╔══

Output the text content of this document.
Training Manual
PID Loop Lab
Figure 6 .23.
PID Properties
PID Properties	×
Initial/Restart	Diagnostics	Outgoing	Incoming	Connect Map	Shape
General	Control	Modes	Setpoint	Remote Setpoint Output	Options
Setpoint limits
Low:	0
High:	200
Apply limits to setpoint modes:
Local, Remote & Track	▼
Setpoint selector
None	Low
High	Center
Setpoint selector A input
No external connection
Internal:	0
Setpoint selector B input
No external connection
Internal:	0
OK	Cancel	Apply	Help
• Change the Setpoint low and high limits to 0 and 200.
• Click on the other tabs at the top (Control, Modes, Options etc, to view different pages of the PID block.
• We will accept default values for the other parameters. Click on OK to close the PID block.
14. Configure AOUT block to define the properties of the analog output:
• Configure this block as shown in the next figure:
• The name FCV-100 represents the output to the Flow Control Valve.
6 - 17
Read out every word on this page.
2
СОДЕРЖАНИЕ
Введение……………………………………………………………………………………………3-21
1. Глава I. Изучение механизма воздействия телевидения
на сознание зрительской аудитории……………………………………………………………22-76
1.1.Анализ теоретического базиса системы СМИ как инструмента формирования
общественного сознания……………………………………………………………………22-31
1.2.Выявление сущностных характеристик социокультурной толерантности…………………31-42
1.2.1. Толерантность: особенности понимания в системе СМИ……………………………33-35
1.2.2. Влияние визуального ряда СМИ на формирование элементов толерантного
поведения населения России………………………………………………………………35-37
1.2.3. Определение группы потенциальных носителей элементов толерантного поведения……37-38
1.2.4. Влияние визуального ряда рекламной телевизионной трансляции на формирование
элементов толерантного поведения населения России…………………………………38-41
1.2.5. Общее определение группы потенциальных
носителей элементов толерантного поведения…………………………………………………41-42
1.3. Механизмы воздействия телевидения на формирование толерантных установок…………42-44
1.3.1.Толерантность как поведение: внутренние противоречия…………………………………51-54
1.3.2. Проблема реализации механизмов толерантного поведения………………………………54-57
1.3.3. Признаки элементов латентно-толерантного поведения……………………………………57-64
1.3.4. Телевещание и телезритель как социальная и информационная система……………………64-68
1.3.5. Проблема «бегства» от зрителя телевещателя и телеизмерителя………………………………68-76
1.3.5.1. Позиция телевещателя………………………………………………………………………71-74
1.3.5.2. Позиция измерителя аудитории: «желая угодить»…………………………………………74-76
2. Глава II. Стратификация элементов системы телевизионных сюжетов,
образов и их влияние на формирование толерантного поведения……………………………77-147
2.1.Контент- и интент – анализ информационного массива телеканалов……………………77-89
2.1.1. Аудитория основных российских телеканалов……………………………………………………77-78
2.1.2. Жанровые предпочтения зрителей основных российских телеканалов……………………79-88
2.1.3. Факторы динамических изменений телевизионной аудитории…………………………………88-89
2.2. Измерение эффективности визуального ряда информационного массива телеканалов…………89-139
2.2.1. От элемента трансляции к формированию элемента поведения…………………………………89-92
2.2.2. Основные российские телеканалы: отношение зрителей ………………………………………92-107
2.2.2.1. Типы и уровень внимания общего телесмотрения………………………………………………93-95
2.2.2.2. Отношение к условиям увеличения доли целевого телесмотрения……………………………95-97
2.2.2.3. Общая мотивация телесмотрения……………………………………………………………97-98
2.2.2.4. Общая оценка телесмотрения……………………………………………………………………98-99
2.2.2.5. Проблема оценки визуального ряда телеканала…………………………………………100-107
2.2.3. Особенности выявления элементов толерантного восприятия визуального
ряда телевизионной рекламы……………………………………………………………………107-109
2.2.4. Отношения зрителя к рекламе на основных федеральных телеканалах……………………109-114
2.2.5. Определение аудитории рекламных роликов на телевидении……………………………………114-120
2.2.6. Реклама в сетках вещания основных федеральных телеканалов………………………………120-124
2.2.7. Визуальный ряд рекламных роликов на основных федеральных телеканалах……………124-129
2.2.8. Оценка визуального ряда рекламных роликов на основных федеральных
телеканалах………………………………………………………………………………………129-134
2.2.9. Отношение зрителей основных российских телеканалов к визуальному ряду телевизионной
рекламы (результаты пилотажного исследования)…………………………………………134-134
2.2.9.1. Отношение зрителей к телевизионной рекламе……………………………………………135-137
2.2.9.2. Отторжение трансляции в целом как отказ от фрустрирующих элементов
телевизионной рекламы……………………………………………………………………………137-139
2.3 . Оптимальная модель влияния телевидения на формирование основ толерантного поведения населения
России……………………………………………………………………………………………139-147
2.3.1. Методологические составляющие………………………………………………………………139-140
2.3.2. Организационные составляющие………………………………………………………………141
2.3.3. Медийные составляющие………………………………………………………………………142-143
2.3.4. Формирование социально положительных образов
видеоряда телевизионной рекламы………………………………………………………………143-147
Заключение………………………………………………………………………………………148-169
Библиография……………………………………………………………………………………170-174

╚══

TASK INSTRUCTIONS
Gather up, from the records above, each line where the word "воздействия" appears.

REPLY
1. Глава I. Изучение механизма воздействия телевидения
1.3. Механизмы воздействия телевидения на формирование толерантных установок…………42-44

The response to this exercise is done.